| Written task |
Identify all lines below that hold "Vertical" and collect them.

** start **

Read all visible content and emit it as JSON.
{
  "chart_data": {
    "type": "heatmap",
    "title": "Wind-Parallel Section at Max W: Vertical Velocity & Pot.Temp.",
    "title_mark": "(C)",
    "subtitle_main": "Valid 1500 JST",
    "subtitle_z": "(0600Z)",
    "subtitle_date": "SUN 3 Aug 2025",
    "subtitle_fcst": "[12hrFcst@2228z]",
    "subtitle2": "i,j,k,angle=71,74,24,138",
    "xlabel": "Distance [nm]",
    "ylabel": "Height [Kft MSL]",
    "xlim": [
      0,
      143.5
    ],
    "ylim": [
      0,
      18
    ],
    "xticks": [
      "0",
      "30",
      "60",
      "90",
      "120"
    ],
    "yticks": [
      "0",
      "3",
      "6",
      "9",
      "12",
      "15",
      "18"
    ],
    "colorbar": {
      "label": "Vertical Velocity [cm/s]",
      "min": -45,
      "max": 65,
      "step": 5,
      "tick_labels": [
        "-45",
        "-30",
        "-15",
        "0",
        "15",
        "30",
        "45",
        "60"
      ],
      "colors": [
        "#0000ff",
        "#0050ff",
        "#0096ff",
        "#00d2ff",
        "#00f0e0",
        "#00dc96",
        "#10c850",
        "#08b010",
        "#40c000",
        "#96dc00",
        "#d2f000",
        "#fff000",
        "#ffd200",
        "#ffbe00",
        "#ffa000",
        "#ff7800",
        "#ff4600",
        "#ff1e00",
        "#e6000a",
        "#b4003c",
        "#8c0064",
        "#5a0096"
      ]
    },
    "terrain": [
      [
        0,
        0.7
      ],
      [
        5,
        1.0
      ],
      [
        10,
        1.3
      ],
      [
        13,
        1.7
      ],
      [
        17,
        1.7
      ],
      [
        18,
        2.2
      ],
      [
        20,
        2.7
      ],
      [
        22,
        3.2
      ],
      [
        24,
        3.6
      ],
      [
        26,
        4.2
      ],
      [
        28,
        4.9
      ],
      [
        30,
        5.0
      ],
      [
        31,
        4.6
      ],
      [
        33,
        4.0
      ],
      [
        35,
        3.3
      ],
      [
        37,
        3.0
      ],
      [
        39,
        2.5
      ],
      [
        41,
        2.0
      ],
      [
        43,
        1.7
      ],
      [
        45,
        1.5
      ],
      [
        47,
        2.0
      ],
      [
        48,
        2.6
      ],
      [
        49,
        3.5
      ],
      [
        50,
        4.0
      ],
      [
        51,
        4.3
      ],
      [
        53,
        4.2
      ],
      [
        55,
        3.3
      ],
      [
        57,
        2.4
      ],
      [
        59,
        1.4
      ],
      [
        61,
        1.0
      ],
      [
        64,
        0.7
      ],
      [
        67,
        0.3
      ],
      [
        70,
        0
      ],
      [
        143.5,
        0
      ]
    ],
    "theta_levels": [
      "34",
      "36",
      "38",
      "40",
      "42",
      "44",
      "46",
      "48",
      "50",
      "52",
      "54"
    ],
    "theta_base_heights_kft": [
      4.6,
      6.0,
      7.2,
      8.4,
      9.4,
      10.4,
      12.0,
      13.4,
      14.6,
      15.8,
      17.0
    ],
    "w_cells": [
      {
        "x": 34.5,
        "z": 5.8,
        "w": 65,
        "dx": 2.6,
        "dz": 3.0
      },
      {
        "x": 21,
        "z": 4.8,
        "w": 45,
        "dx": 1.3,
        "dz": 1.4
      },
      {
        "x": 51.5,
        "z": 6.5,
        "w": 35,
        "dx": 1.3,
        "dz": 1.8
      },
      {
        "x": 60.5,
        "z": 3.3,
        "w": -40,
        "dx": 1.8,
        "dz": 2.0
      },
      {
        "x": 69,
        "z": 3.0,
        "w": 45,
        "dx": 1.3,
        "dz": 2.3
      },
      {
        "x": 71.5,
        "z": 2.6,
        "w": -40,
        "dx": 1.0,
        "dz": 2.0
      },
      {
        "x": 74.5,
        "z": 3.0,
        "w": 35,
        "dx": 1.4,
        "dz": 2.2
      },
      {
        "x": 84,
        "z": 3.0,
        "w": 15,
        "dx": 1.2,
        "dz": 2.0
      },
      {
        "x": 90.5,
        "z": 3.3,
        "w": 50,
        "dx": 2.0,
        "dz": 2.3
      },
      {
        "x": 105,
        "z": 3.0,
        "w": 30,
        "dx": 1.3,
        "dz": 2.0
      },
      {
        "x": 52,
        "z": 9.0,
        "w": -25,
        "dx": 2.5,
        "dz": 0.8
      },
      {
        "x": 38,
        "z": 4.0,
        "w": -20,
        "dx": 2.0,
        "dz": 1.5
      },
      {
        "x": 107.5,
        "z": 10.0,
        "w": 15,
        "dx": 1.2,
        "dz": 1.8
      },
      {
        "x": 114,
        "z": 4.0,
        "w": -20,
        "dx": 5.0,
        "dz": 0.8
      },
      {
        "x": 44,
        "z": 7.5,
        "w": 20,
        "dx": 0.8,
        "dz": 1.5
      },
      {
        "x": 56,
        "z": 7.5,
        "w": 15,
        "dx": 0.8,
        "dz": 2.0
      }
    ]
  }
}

** end **

| Solution for this problem |
    "title": "Wind-Parallel Section at Max W: Vertical Velocity & Pot.Temp.",
      "label": "Vertical Velocity [cm/s]",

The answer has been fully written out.